DATASET ENTRIES:
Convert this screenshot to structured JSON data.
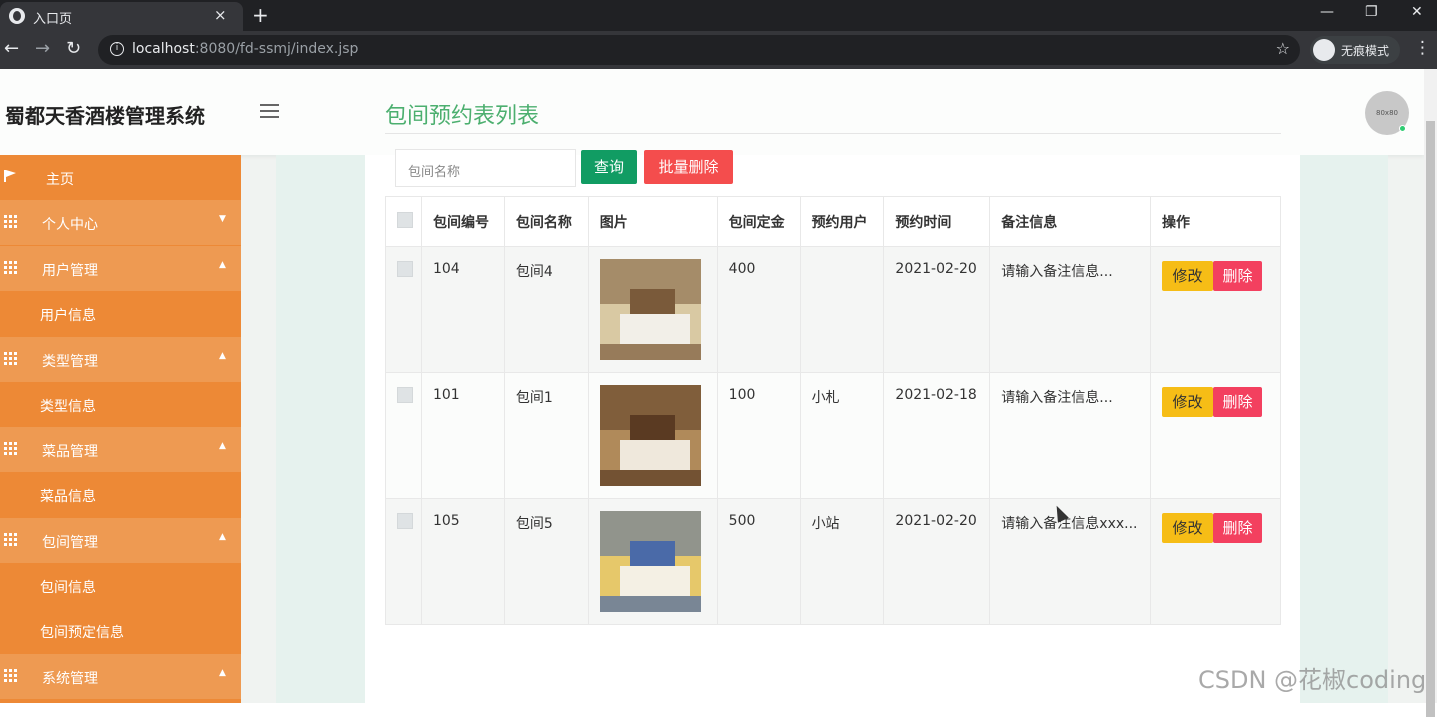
{
  "browser": {
    "tab_title": "入口页",
    "tab_close": "×",
    "new_tab": "+",
    "url_host": "localhost",
    "url_path": ":8080/fd-ssmj/index.jsp",
    "incognito_label": "无痕模式",
    "win_min": "—",
    "win_restore": "❐",
    "win_close": "✕"
  },
  "header": {
    "brand": "蜀都天香酒楼管理系统",
    "avatar_text": "80x80"
  },
  "sidebar": {
    "items": [
      {
        "label": "主页",
        "type": "top"
      },
      {
        "label": "个人中心",
        "type": "group"
      },
      {
        "label": "用户管理",
        "type": "group"
      },
      {
        "label": "用户信息",
        "type": "sub"
      },
      {
        "label": "类型管理",
        "type": "group"
      },
      {
        "label": "类型信息",
        "type": "sub"
      },
      {
        "label": "菜品管理",
        "type": "group"
      },
      {
        "label": "菜品信息",
        "type": "sub"
      },
      {
        "label": "包间管理",
        "type": "group"
      },
      {
        "label": "包间信息",
        "type": "sub"
      },
      {
        "label": "包间预定信息",
        "type": "sub"
      },
      {
        "label": "系统管理",
        "type": "group"
      }
    ]
  },
  "main": {
    "title": "包间预约表列表",
    "search_placeholder": "包间名称",
    "query_button": "查询",
    "batch_delete_button": "批量删除",
    "columns": [
      "包间编号",
      "包间名称",
      "图片",
      "包间定金",
      "预约用户",
      "预约时间",
      "备注信息",
      "操作"
    ],
    "rows": [
      {
        "id": "104",
        "name": "包间4",
        "deposit": "400",
        "user": "",
        "time": "2021-02-20",
        "note": "请输入备注信息..."
      },
      {
        "id": "101",
        "name": "包间1",
        "deposit": "100",
        "user": "小札",
        "time": "2021-02-18",
        "note": "请输入备注信息..."
      },
      {
        "id": "105",
        "name": "包间5",
        "deposit": "500",
        "user": "小站",
        "time": "2021-02-20",
        "note": "请输入备注信息xxx..."
      }
    ],
    "edit_label": "修改",
    "delete_label": "删除"
  },
  "watermark": "CSDN @花椒coding",
  "colors": {
    "sidebar": "#ed8936",
    "title": "#4caf6f",
    "query": "#119c63",
    "danger": "#f44d4d",
    "edit": "#f6bd16"
  }
}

PROBLEM REQUIREMENTS: Omit every picture, then reproduce the rest of the listing exactly.

TASK RESULT:
Convert this screenshot to structured JSON data.
{
  "browser": {
    "tab_title": "入口页",
    "tab_close": "×",
    "new_tab": "+",
    "url_host": "localhost",
    "url_path": ":8080/fd-ssmj/index.jsp",
    "incognito_label": "无痕模式",
    "win_min": "—",
    "win_restore": "❐",
    "win_close": "✕"
  },
  "header": {
    "brand": "蜀都天香酒楼管理系统",
    "avatar_text": "80x80"
  },
  "sidebar": {
    "items": [
      {
        "label": "主页",
        "type": "top"
      },
      {
        "label": "个人中心",
        "type": "group"
      },
      {
        "label": "用户管理",
        "type": "group"
      },
      {
        "label": "用户信息",
        "type": "sub"
      },
      {
        "label": "类型管理",
        "type": "group"
      },
      {
        "label": "类型信息",
        "type": "sub"
      },
      {
        "label": "菜品管理",
        "type": "group"
      },
      {
        "label": "菜品信息",
        "type": "sub"
      },
      {
        "label": "包间管理",
        "type": "group"
      },
      {
        "label": "包间信息",
        "type": "sub"
      },
      {
        "label": "包间预定信息",
        "type": "sub"
      },
      {
        "label": "系统管理",
        "type": "group"
      }
    ]
  },
  "main": {
    "title": "包间预约表列表",
    "search_placeholder": "包间名称",
    "query_button": "查询",
    "batch_delete_button": "批量删除",
    "columns": [
      "包间编号",
      "包间名称",
      "图片",
      "包间定金",
      "预约用户",
      "预约时间",
      "备注信息",
      "操作"
    ],
    "rows": [
      {
        "id": "104",
        "name": "包间4",
        "deposit": "400",
        "user": "",
        "time": "2021-02-20",
        "note": "请输入备注信息..."
      },
      {
        "id": "101",
        "name": "包间1",
        "deposit": "100",
        "user": "小札",
        "time": "2021-02-18",
        "note": "请输入备注信息..."
      },
      {
        "id": "105",
        "name": "包间5",
        "deposit": "500",
        "user": "小站",
        "time": "2021-02-20",
        "note": "请输入备注信息xxx..."
      }
    ],
    "edit_label": "修改",
    "delete_label": "删除"
  },
  "watermark": "CSDN @花椒coding",
  "colors": {
    "sidebar": "#ed8936",
    "title": "#4caf6f",
    "query": "#119c63",
    "danger": "#f44d4d",
    "edit": "#f6bd16"
  }
}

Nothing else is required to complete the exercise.